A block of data
** begin **

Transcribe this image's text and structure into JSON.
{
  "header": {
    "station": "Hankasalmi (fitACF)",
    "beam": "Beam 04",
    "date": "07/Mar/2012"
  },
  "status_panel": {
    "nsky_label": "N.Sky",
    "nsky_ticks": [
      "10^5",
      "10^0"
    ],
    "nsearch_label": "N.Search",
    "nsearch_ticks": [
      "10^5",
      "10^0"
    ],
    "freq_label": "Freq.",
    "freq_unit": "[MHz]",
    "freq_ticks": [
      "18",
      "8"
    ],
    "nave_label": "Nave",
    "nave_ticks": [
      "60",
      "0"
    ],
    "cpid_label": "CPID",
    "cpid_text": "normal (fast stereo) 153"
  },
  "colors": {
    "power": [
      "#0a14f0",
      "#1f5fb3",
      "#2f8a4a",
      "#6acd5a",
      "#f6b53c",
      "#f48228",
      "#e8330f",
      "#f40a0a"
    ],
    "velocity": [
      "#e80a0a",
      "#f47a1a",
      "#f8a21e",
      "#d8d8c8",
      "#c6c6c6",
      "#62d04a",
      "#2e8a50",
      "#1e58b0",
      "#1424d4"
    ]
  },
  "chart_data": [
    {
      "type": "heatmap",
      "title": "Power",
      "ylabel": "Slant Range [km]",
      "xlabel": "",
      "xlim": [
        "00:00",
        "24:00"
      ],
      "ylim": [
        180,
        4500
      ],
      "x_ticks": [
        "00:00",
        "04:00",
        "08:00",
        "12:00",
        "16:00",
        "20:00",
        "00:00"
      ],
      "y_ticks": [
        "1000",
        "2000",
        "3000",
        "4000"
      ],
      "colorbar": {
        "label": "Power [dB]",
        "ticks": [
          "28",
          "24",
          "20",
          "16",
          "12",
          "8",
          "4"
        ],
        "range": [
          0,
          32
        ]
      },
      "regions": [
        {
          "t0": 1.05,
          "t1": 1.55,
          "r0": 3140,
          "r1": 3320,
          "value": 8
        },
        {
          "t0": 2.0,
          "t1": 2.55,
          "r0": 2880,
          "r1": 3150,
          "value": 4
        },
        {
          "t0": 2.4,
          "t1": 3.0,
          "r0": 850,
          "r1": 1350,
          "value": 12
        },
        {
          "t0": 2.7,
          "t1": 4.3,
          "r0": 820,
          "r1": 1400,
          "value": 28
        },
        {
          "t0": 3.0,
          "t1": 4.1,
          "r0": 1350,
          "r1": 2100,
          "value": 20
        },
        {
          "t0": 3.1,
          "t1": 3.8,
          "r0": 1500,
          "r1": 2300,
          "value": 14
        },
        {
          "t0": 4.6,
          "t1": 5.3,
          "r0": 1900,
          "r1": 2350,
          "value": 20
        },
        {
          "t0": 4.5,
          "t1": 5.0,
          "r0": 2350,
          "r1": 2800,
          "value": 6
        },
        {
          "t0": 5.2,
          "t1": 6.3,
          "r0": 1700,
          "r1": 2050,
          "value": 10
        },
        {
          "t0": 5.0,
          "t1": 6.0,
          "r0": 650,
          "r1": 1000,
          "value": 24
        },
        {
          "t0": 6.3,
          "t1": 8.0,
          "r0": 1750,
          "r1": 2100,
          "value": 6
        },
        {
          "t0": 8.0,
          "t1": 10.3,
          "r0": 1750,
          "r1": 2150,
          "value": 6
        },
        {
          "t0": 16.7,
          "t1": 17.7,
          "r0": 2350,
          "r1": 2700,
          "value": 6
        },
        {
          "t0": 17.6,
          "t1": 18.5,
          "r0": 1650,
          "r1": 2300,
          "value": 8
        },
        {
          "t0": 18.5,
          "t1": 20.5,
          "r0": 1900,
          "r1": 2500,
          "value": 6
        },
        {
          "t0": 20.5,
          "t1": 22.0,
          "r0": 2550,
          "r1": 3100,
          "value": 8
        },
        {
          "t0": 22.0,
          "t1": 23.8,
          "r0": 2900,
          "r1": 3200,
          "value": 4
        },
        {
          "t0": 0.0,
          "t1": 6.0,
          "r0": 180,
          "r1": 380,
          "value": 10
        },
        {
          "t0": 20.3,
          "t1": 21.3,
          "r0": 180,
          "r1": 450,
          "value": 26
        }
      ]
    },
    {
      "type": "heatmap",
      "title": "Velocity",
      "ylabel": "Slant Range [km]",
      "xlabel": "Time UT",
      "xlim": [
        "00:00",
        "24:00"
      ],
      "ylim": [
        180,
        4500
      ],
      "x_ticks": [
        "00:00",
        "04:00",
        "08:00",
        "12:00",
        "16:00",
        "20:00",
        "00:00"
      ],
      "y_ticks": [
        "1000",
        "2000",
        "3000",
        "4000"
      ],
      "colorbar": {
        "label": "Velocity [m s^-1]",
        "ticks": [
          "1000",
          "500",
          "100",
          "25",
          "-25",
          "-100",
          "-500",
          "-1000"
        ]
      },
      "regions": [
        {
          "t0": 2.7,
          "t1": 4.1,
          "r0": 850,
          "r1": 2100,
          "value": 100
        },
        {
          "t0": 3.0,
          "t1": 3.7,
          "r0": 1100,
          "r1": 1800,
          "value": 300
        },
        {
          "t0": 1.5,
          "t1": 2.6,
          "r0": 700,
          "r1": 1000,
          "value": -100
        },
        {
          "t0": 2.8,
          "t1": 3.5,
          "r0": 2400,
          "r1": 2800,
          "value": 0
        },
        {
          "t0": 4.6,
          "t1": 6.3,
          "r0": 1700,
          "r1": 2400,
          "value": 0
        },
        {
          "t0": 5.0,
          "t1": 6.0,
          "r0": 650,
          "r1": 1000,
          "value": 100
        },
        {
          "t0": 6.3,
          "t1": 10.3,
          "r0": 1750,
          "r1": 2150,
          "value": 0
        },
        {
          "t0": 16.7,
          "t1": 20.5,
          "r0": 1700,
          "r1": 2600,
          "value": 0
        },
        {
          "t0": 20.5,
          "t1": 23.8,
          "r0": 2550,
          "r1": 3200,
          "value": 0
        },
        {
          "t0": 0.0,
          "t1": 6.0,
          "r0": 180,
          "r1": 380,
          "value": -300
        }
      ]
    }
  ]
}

** end **

▶ **YOUR TASK**
Reproduce each record exactly, leaving nothing out.

▶ **RESPONSE BELOW**
Transcribe this image's text and structure into JSON.
{
  "header": {
    "station": "Hankasalmi (fitACF)",
    "beam": "Beam 04",
    "date": "07/Mar/2012"
  },
  "status_panel": {
    "nsky_label": "N.Sky",
    "nsky_ticks": [
      "10^5",
      "10^0"
    ],
    "nsearch_label": "N.Search",
    "nsearch_ticks": [
      "10^5",
      "10^0"
    ],
    "freq_label": "Freq.",
    "freq_unit": "[MHz]",
    "freq_ticks": [
      "18",
      "8"
    ],
    "nave_label": "Nave",
    "nave_ticks": [
      "60",
      "0"
    ],
    "cpid_label": "CPID",
    "cpid_text": "normal (fast stereo) 153"
  },
  "colors": {
    "power": [
      "#0a14f0",
      "#1f5fb3",
      "#2f8a4a",
      "#6acd5a",
      "#f6b53c",
      "#f48228",
      "#e8330f",
      "#f40a0a"
    ],
    "velocity": [
      "#e80a0a",
      "#f47a1a",
      "#f8a21e",
      "#d8d8c8",
      "#c6c6c6",
      "#62d04a",
      "#2e8a50",
      "#1e58b0",
      "#1424d4"
    ]
  },
  "chart_data": [
    {
      "type": "heatmap",
      "title": "Power",
      "ylabel": "Slant Range [km]",
      "xlabel": "",
      "xlim": [
        "00:00",
        "24:00"
      ],
      "ylim": [
        180,
        4500
      ],
      "x_ticks": [
        "00:00",
        "04:00",
        "08:00",
        "12:00",
        "16:00",
        "20:00",
        "00:00"
      ],
      "y_ticks": [
        "1000",
        "2000",
        "3000",
        "4000"
      ],
      "colorbar": {
        "label": "Power [dB]",
        "ticks": [
          "28",
          "24",
          "20",
          "16",
          "12",
          "8",
          "4"
        ],
        "range": [
          0,
          32
        ]
      },
      "regions": [
        {
          "t0": 1.05,
          "t1": 1.55,
          "r0": 3140,
          "r1": 3320,
          "value": 8
        },
        {
          "t0": 2.0,
          "t1": 2.55,
          "r0": 2880,
          "r1": 3150,
          "value": 4
        },
        {
          "t0": 2.4,
          "t1": 3.0,
          "r0": 850,
          "r1": 1350,
          "value": 12
        },
        {
          "t0": 2.7,
          "t1": 4.3,
          "r0": 820,
          "r1": 1400,
          "value": 28
        },
        {
          "t0": 3.0,
          "t1": 4.1,
          "r0": 1350,
          "r1": 2100,
          "value": 20
        },
        {
          "t0": 3.1,
          "t1": 3.8,
          "r0": 1500,
          "r1": 2300,
          "value": 14
        },
        {
          "t0": 4.6,
          "t1": 5.3,
          "r0": 1900,
          "r1": 2350,
          "value": 20
        },
        {
          "t0": 4.5,
          "t1": 5.0,
          "r0": 2350,
          "r1": 2800,
          "value": 6
        },
        {
          "t0": 5.2,
          "t1": 6.3,
          "r0": 1700,
          "r1": 2050,
          "value": 10
        },
        {
          "t0": 5.0,
          "t1": 6.0,
          "r0": 650,
          "r1": 1000,
          "value": 24
        },
        {
          "t0": 6.3,
          "t1": 8.0,
          "r0": 1750,
          "r1": 2100,
          "value": 6
        },
        {
          "t0": 8.0,
          "t1": 10.3,
          "r0": 1750,
          "r1": 2150,
          "value": 6
        },
        {
          "t0": 16.7,
          "t1": 17.7,
          "r0": 2350,
          "r1": 2700,
          "value": 6
        },
        {
          "t0": 17.6,
          "t1": 18.5,
          "r0": 1650,
          "r1": 2300,
          "value": 8
        },
        {
          "t0": 18.5,
          "t1": 20.5,
          "r0": 1900,
          "r1": 2500,
          "value": 6
        },
        {
          "t0": 20.5,
          "t1": 22.0,
          "r0": 2550,
          "r1": 3100,
          "value": 8
        },
        {
          "t0": 22.0,
          "t1": 23.8,
          "r0": 2900,
          "r1": 3200,
          "value": 4
        },
        {
          "t0": 0.0,
          "t1": 6.0,
          "r0": 180,
          "r1": 380,
          "value": 10
        },
        {
          "t0": 20.3,
          "t1": 21.3,
          "r0": 180,
          "r1": 450,
          "value": 26
        }
      ]
    },
    {
      "type": "heatmap",
      "title": "Velocity",
      "ylabel": "Slant Range [km]",
      "xlabel": "Time UT",
      "xlim": [
        "00:00",
        "24:00"
      ],
      "ylim": [
        180,
        4500
      ],
      "x_ticks": [
        "00:00",
        "04:00",
        "08:00",
        "12:00",
        "16:00",
        "20:00",
        "00:00"
      ],
      "y_ticks": [
        "1000",
        "2000",
        "3000",
        "4000"
      ],
      "colorbar": {
        "label": "Velocity [m s^-1]",
        "ticks": [
          "1000",
          "500",
          "100",
          "25",
          "-25",
          "-100",
          "-500",
          "-1000"
        ]
      },
      "regions": [
        {
          "t0": 2.7,
          "t1": 4.1,
          "r0": 850,
          "r1": 2100,
          "value": 100
        },
        {
          "t0": 3.0,
          "t1": 3.7,
          "r0": 1100,
          "r1": 1800,
          "value": 300
        },
        {
          "t0": 1.5,
          "t1": 2.6,
          "r0": 700,
          "r1": 1000,
          "value": -100
        },
        {
          "t0": 2.8,
          "t1": 3.5,
          "r0": 2400,
          "r1": 2800,
          "value": 0
        },
        {
          "t0": 4.6,
          "t1": 6.3,
          "r0": 1700,
          "r1": 2400,
          "value": 0
        },
        {
          "t0": 5.0,
          "t1": 6.0,
          "r0": 650,
          "r1": 1000,
          "value": 100
        },
        {
          "t0": 6.3,
          "t1": 10.3,
          "r0": 1750,
          "r1": 2150,
          "value": 0
        },
        {
          "t0": 16.7,
          "t1": 20.5,
          "r0": 1700,
          "r1": 2600,
          "value": 0
        },
        {
          "t0": 20.5,
          "t1": 23.8,
          "r0": 2550,
          "r1": 3200,
          "value": 0
        },
        {
          "t0": 0.0,
          "t1": 6.0,
          "r0": 180,
          "r1": 380,
          "value": -300
        }
      ]
    }
  ]
}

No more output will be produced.